Give back the full listing, character for character, with no pictures.

The input
-------
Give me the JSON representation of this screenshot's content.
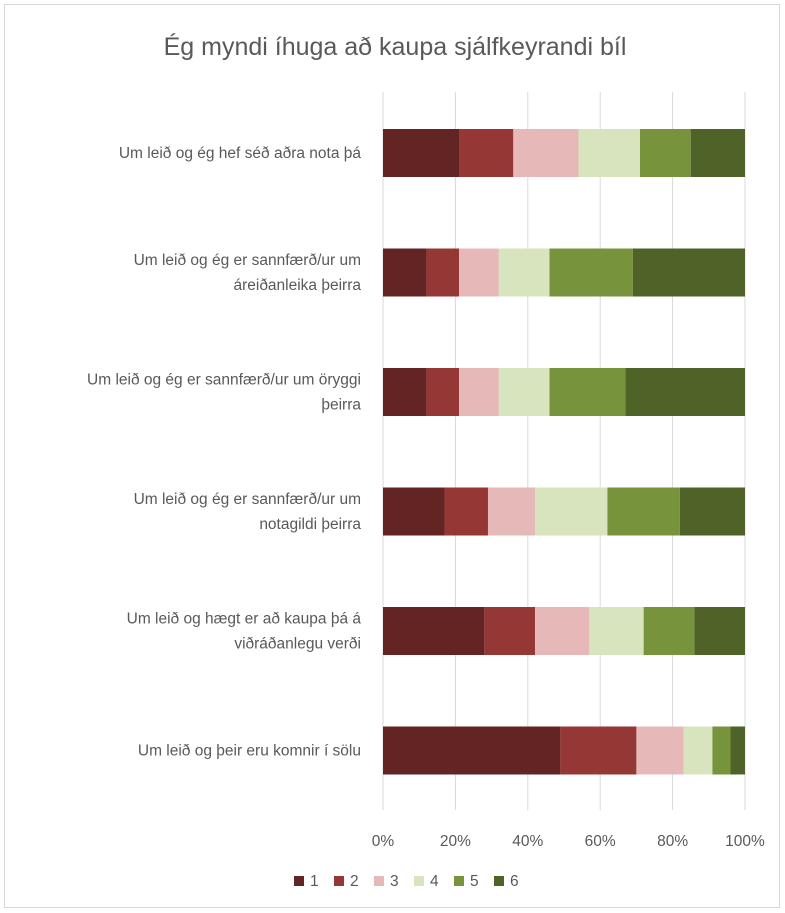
{
  "chart_data": {
    "type": "bar",
    "orientation": "horizontal",
    "stacked": "percent",
    "title": "Ég myndi íhuga að kaupa sjálfkeyrandi bíl",
    "categories": [
      [
        "Um leið og ég hef séð aðra nota þá"
      ],
      [
        "Um leið og ég er sannfærð/ur um",
        "áreiðanleika þeirra"
      ],
      [
        "Um leið og ég er sannfærð/ur um öryggi",
        "þeirra"
      ],
      [
        "Um leið og ég er sannfærð/ur um",
        "notagildi þeirra"
      ],
      [
        "Um leið og hægt er að kaupa þá á",
        "viðráðanlegu verði"
      ],
      [
        "Um leið og þeir eru komnir í sölu"
      ]
    ],
    "series": [
      {
        "name": "1",
        "color": "#632523",
        "values": [
          21,
          12,
          12,
          17,
          28,
          49
        ]
      },
      {
        "name": "2",
        "color": "#953735",
        "values": [
          15,
          9,
          9,
          12,
          14,
          21
        ]
      },
      {
        "name": "3",
        "color": "#e6b9b8",
        "values": [
          18,
          11,
          11,
          13,
          15,
          13
        ]
      },
      {
        "name": "4",
        "color": "#d7e4bd",
        "values": [
          17,
          14,
          14,
          20,
          15,
          8
        ]
      },
      {
        "name": "5",
        "color": "#77933c",
        "values": [
          14,
          23,
          21,
          20,
          14,
          5
        ]
      },
      {
        "name": "6",
        "color": "#4f6228",
        "values": [
          15,
          31,
          33,
          18,
          14,
          4
        ]
      }
    ],
    "xlim": [
      0,
      100
    ],
    "xticks": [
      "0%",
      "20%",
      "40%",
      "60%",
      "80%",
      "100%"
    ],
    "grid": "vertical",
    "legend_position": "bottom"
  }
}
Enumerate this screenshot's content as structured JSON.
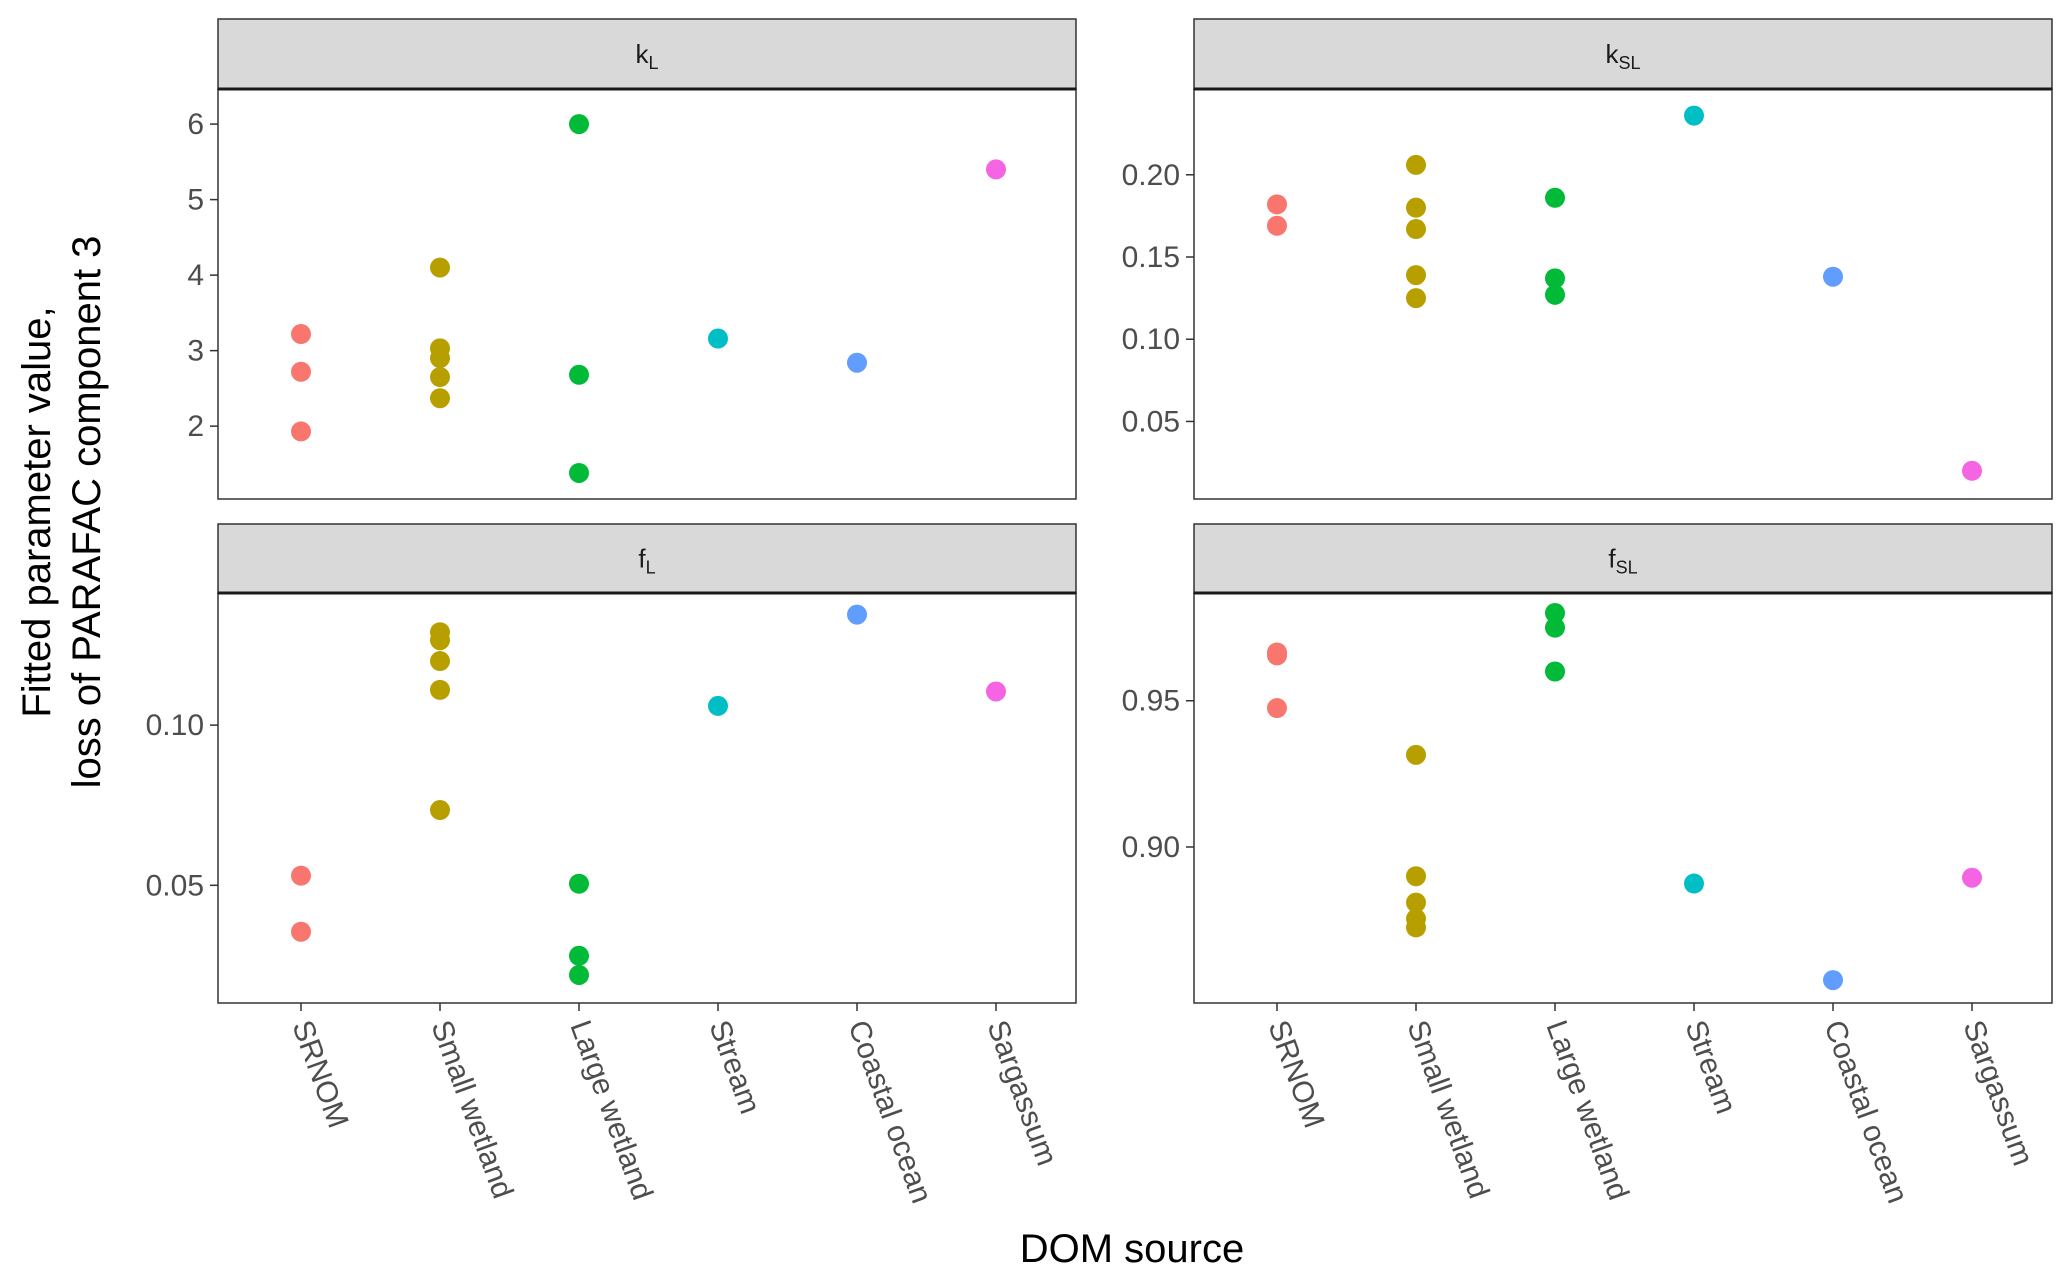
{
  "chart_data": {
    "type": "scatter",
    "xlabel": "DOM source",
    "ylabel_lines": [
      "Fitted parameter value,",
      "loss of PARAFAC component 3"
    ],
    "categories": [
      "SRNOM",
      "Small wetland",
      "Large wetland",
      "Stream",
      "Coastal ocean",
      "Sargassum"
    ],
    "category_colors": [
      "#F8766D",
      "#B79F00",
      "#00BA38",
      "#00BFC4",
      "#619CFF",
      "#F564E3"
    ],
    "grid": false,
    "legend": "none",
    "panels": [
      {
        "id": "kL",
        "strip": {
          "base": "k",
          "sub": "L"
        },
        "ylim": [
          1.3,
          6.2
        ],
        "yticks": [
          {
            "value": 2,
            "label": "2"
          },
          {
            "value": 3,
            "label": "3"
          },
          {
            "value": 4,
            "label": "4"
          },
          {
            "value": 5,
            "label": "5"
          },
          {
            "value": 6,
            "label": "6"
          }
        ],
        "points": [
          {
            "x": "SRNOM",
            "values": [
              3.22,
              2.72,
              1.93
            ]
          },
          {
            "x": "Small wetland",
            "values": [
              4.1,
              3.03,
              2.9,
              2.65,
              2.37
            ]
          },
          {
            "x": "Large wetland",
            "values": [
              6.0,
              2.68,
              1.38
            ]
          },
          {
            "x": "Stream",
            "values": [
              3.16
            ]
          },
          {
            "x": "Coastal ocean",
            "values": [
              2.84
            ]
          },
          {
            "x": "Sargassum",
            "values": [
              5.4
            ]
          }
        ]
      },
      {
        "id": "kSL",
        "strip": {
          "base": "k",
          "sub": "SL"
        },
        "ylim": [
          0.015,
          0.24
        ],
        "yticks": [
          {
            "value": 0.05,
            "label": "0.05"
          },
          {
            "value": 0.1,
            "label": "0.10"
          },
          {
            "value": 0.15,
            "label": "0.15"
          },
          {
            "value": 0.2,
            "label": "0.20"
          }
        ],
        "points": [
          {
            "x": "SRNOM",
            "values": [
              0.182,
              0.169
            ]
          },
          {
            "x": "Small wetland",
            "values": [
              0.206,
              0.18,
              0.167,
              0.139,
              0.125
            ]
          },
          {
            "x": "Large wetland",
            "values": [
              0.186,
              0.137,
              0.127
            ]
          },
          {
            "x": "Stream",
            "values": [
              0.236
            ]
          },
          {
            "x": "Coastal ocean",
            "values": [
              0.138
            ]
          },
          {
            "x": "Sargassum",
            "values": [
              0.02
            ]
          }
        ]
      },
      {
        "id": "fL",
        "strip": {
          "base": "f",
          "sub": "L"
        },
        "ylim": [
          0.0195,
          0.135
        ],
        "yticks": [
          {
            "value": 0.05,
            "label": "0.05"
          },
          {
            "value": 0.1,
            "label": "0.10"
          }
        ],
        "points": [
          {
            "x": "SRNOM",
            "values": [
              0.053,
              0.0355
            ]
          },
          {
            "x": "Small wetland",
            "values": [
              0.129,
              0.1265,
              0.12,
              0.111,
              0.0735
            ]
          },
          {
            "x": "Large wetland",
            "values": [
              0.0505,
              0.028,
              0.022
            ]
          },
          {
            "x": "Stream",
            "values": [
              0.106
            ]
          },
          {
            "x": "Coastal ocean",
            "values": [
              0.1345
            ]
          },
          {
            "x": "Sargassum",
            "values": [
              0.1105
            ]
          }
        ]
      },
      {
        "id": "fSL",
        "strip": {
          "base": "f",
          "sub": "SL"
        },
        "ylim": [
          0.8535,
          0.98
        ],
        "yticks": [
          {
            "value": 0.9,
            "label": "0.90"
          },
          {
            "value": 0.95,
            "label": "0.95"
          }
        ],
        "points": [
          {
            "x": "SRNOM",
            "values": [
              0.9665,
              0.9655,
              0.9475
            ]
          },
          {
            "x": "Small wetland",
            "values": [
              0.9315,
              0.89,
              0.881,
              0.8755,
              0.8725
            ]
          },
          {
            "x": "Large wetland",
            "values": [
              0.98,
              0.975,
              0.96
            ]
          },
          {
            "x": "Stream",
            "values": [
              0.8875
            ]
          },
          {
            "x": "Coastal ocean",
            "values": [
              0.8545
            ]
          },
          {
            "x": "Sargassum",
            "values": [
              0.8895
            ]
          }
        ]
      }
    ]
  }
}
-------
Finished task
Give me the JSON representation of this screenshot's content.
{
  "chart_data": {
    "type": "bar",
    "orientation": "horizontal",
    "stacked": "percent",
    "title": "Ég myndi íhuga að kaupa sjálfkeyrandi bíl",
    "categories": [
      [
        "Um leið og ég hef séð aðra nota þá"
      ],
      [
        "Um leið og ég er sannfærð/ur um",
        "áreiðanleika þeirra"
      ],
      [
        "Um leið og ég er sannfærð/ur um öryggi",
        "þeirra"
      ],
      [
        "Um leið og ég er sannfærð/ur um",
        "notagildi þeirra"
      ],
      [
        "Um leið og hægt er að kaupa þá á",
        "viðráðanlegu verði"
      ],
      [
        "Um leið og þeir eru komnir í sölu"
      ]
    ],
    "series": [
      {
        "name": "1",
        "color": "#632523",
        "values": [
          21,
          12,
          12,
          17,
          28,
          49
        ]
      },
      {
        "name": "2",
        "color": "#953735",
        "values": [
          15,
          9,
          9,
          12,
          14,
          21
        ]
      },
      {
        "name": "3",
        "color": "#e6b9b8",
        "values": [
          18,
          11,
          11,
          13,
          15,
          13
        ]
      },
      {
        "name": "4",
        "color": "#d7e4bd",
        "values": [
          17,
          14,
          14,
          20,
          15,
          8
        ]
      },
      {
        "name": "5",
        "color": "#77933c",
        "values": [
          14,
          23,
          21,
          20,
          14,
          5
        ]
      },
      {
        "name": "6",
        "color": "#4f6228",
        "values": [
          15,
          31,
          33,
          18,
          14,
          4
        ]
      }
    ],
    "xlim": [
      0,
      100
    ],
    "xticks": [
      "0%",
      "20%",
      "40%",
      "60%",
      "80%",
      "100%"
    ],
    "grid": "vertical",
    "legend_position": "bottom"
  }
}
Enumerate this screenshot's content as structured JSON.
{
  "chart_data": {
    "type": "scatter",
    "xlabel": "DOM source",
    "ylabel_lines": [
      "Fitted parameter value,",
      "loss of PARAFAC component 3"
    ],
    "categories": [
      "SRNOM",
      "Small wetland",
      "Large wetland",
      "Stream",
      "Coastal ocean",
      "Sargassum"
    ],
    "category_colors": [
      "#F8766D",
      "#B79F00",
      "#00BA38",
      "#00BFC4",
      "#619CFF",
      "#F564E3"
    ],
    "grid": false,
    "legend": "none",
    "panels": [
      {
        "id": "kL",
        "strip": {
          "base": "k",
          "sub": "L"
        },
        "ylim": [
          1.3,
          6.2
        ],
        "yticks": [
          {
            "value": 2,
            "label": "2"
          },
          {
            "value": 3,
            "label": "3"
          },
          {
            "value": 4,
            "label": "4"
          },
          {
            "value": 5,
            "label": "5"
          },
          {
            "value": 6,
            "label": "6"
          }
        ],
        "points": [
          {
            "x": "SRNOM",
            "values": [
              3.22,
              2.72,
              1.93
            ]
          },
          {
            "x": "Small wetland",
            "values": [
              4.1,
              3.03,
              2.9,
              2.65,
              2.37
            ]
          },
          {
            "x": "Large wetland",
            "values": [
              6.0,
              2.68,
              1.38
            ]
          },
          {
            "x": "Stream",
            "values": [
              3.16
            ]
          },
          {
            "x": "Coastal ocean",
            "values": [
              2.84
            ]
          },
          {
            "x": "Sargassum",
            "values": [
              5.4
            ]
          }
        ]
      },
      {
        "id": "kSL",
        "strip": {
          "base": "k",
          "sub": "SL"
        },
        "ylim": [
          0.015,
          0.24
        ],
        "yticks": [
          {
            "value": 0.05,
            "label": "0.05"
          },
          {
            "value": 0.1,
            "label": "0.10"
          },
          {
            "value": 0.15,
            "label": "0.15"
          },
          {
            "value": 0.2,
            "label": "0.20"
          }
        ],
        "points": [
          {
            "x": "SRNOM",
            "values": [
              0.182,
              0.169
            ]
          },
          {
            "x": "Small wetland",
            "values": [
              0.206,
              0.18,
              0.167,
              0.139,
              0.125
            ]
          },
          {
            "x": "Large wetland",
            "values": [
              0.186,
              0.137,
              0.127
            ]
          },
          {
            "x": "Stream",
            "values": [
              0.236
            ]
          },
          {
            "x": "Coastal ocean",
            "values": [
              0.138
            ]
          },
          {
            "x": "Sargassum",
            "values": [
              0.02
            ]
          }
        ]
      },
      {
        "id": "fL",
        "strip": {
          "base": "f",
          "sub": "L"
        },
        "ylim": [
          0.0195,
          0.135
        ],
        "yticks": [
          {
            "value": 0.05,
            "label": "0.05"
          },
          {
            "value": 0.1,
            "label": "0.10"
          }
        ],
        "points": [
          {
            "x": "SRNOM",
            "values": [
              0.053,
              0.0355
            ]
          },
          {
            "x": "Small wetland",
            "values": [
              0.129,
              0.1265,
              0.12,
              0.111,
              0.0735
            ]
          },
          {
            "x": "Large wetland",
            "values": [
              0.0505,
              0.028,
              0.022
            ]
          },
          {
            "x": "Stream",
            "values": [
              0.106
            ]
          },
          {
            "x": "Coastal ocean",
            "values": [
              0.1345
            ]
          },
          {
            "x": "Sargassum",
            "values": [
              0.1105
            ]
          }
        ]
      },
      {
        "id": "fSL",
        "strip": {
          "base": "f",
          "sub": "SL"
        },
        "ylim": [
          0.8535,
          0.98
        ],
        "yticks": [
          {
            "value": 0.9,
            "label": "0.90"
          },
          {
            "value": 0.95,
            "label": "0.95"
          }
        ],
        "points": [
          {
            "x": "SRNOM",
            "values": [
              0.9665,
              0.9655,
              0.9475
            ]
          },
          {
            "x": "Small wetland",
            "values": [
              0.9315,
              0.89,
              0.881,
              0.8755,
              0.8725
            ]
          },
          {
            "x": "Large wetland",
            "values": [
              0.98,
              0.975,
              0.96
            ]
          },
          {
            "x": "Stream",
            "values": [
              0.8875
            ]
          },
          {
            "x": "Coastal ocean",
            "values": [
              0.8545
            ]
          },
          {
            "x": "Sargassum",
            "values": [
              0.8895
            ]
          }
        ]
      }
    ]
  }
}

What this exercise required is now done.